## Records to process
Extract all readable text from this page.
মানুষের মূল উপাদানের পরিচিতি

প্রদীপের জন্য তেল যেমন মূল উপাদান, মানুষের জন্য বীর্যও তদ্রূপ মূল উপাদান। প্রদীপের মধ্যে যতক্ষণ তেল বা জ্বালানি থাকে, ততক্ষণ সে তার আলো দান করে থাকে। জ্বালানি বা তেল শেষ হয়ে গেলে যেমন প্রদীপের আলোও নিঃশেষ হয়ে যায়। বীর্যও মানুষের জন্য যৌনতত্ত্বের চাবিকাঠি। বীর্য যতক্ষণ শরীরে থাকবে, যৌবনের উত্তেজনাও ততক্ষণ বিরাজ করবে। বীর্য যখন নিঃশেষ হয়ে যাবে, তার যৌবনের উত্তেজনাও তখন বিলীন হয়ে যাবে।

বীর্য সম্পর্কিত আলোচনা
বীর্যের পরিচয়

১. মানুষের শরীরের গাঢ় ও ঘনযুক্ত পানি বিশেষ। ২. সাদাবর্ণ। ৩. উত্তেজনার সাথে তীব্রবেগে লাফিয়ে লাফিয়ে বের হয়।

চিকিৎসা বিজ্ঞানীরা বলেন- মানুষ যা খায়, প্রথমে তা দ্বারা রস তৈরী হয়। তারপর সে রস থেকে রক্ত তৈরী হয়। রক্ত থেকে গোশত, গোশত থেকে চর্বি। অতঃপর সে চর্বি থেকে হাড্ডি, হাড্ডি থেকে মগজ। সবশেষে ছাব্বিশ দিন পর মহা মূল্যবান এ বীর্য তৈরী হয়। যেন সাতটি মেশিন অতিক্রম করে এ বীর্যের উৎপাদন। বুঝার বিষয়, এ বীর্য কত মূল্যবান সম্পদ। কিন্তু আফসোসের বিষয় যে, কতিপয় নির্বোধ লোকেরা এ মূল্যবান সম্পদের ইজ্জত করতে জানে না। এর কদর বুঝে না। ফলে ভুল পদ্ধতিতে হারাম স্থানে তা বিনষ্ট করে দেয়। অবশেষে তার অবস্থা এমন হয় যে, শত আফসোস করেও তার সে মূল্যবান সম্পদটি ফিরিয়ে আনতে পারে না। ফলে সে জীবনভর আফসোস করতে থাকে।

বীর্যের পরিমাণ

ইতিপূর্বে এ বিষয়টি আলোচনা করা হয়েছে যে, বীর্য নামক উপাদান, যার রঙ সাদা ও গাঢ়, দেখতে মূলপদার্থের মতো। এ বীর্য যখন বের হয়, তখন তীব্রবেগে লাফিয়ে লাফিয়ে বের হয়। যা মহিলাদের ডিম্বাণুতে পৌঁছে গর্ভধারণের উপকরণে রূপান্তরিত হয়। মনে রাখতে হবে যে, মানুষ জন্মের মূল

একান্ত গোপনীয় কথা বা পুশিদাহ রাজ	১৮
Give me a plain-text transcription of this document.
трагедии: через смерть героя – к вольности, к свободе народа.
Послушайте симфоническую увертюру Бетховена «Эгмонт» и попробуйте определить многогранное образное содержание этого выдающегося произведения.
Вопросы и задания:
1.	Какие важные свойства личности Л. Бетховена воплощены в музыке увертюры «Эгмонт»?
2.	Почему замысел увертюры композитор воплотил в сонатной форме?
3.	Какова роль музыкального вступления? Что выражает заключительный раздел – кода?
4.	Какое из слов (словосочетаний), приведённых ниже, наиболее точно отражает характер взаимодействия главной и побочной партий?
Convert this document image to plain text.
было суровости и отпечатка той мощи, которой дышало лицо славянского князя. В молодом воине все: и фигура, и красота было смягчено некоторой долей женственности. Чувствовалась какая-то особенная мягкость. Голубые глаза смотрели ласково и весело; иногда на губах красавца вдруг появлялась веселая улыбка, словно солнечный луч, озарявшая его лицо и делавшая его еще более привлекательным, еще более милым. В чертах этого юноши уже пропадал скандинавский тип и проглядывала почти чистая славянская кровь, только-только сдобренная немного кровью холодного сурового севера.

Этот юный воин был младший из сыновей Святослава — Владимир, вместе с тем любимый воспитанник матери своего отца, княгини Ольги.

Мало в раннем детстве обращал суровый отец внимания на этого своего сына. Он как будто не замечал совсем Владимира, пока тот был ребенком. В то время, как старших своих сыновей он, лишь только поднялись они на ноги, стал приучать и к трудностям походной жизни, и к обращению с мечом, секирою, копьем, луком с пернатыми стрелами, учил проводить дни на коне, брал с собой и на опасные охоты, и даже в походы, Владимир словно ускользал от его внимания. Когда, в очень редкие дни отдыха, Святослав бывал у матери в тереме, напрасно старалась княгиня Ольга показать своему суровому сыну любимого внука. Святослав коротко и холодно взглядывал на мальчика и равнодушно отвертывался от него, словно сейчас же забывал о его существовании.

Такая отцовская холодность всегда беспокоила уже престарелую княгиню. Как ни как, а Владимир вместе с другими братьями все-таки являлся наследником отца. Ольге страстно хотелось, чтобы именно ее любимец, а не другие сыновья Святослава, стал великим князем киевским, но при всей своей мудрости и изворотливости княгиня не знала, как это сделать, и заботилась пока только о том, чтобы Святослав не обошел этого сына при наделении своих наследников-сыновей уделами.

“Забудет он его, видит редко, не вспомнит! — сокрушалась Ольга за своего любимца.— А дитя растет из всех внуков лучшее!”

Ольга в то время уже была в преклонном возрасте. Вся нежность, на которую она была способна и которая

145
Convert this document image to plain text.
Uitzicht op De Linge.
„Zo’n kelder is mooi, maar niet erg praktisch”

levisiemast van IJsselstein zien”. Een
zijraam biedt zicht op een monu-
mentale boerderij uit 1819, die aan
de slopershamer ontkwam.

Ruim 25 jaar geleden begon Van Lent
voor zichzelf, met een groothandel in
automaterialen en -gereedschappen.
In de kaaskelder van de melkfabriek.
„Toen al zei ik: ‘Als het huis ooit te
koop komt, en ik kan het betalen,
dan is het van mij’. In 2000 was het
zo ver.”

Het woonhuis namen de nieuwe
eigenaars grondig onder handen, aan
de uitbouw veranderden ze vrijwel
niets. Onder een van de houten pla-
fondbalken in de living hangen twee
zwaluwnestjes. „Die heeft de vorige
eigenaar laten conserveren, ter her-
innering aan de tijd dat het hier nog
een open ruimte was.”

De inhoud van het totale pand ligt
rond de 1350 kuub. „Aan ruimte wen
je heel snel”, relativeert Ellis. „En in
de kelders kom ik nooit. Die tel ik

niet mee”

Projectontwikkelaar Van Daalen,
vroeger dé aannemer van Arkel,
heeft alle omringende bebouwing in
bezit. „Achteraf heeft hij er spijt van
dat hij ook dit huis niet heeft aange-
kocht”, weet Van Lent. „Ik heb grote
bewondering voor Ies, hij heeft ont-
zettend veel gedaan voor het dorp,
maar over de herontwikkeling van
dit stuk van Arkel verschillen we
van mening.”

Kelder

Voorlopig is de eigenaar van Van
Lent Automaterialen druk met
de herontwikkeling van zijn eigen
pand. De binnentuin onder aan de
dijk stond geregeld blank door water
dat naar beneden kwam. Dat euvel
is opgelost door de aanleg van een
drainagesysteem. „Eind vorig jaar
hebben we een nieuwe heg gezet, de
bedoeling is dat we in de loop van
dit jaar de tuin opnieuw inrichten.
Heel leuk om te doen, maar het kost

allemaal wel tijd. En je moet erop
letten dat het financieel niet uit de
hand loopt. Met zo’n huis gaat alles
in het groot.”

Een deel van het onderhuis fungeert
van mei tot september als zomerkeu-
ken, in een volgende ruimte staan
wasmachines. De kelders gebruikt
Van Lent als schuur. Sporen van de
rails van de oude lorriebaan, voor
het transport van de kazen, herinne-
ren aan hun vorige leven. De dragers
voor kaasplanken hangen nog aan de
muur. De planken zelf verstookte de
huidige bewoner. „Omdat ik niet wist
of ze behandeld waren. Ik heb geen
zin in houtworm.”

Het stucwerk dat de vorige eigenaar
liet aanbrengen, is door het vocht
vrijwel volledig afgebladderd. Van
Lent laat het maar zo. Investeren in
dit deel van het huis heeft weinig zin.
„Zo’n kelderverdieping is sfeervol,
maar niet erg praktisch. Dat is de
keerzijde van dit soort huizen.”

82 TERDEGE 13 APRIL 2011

## What the task requires
Report only a number: how many lines in the material above contain the string "herontwikkeling".

## Written answer
2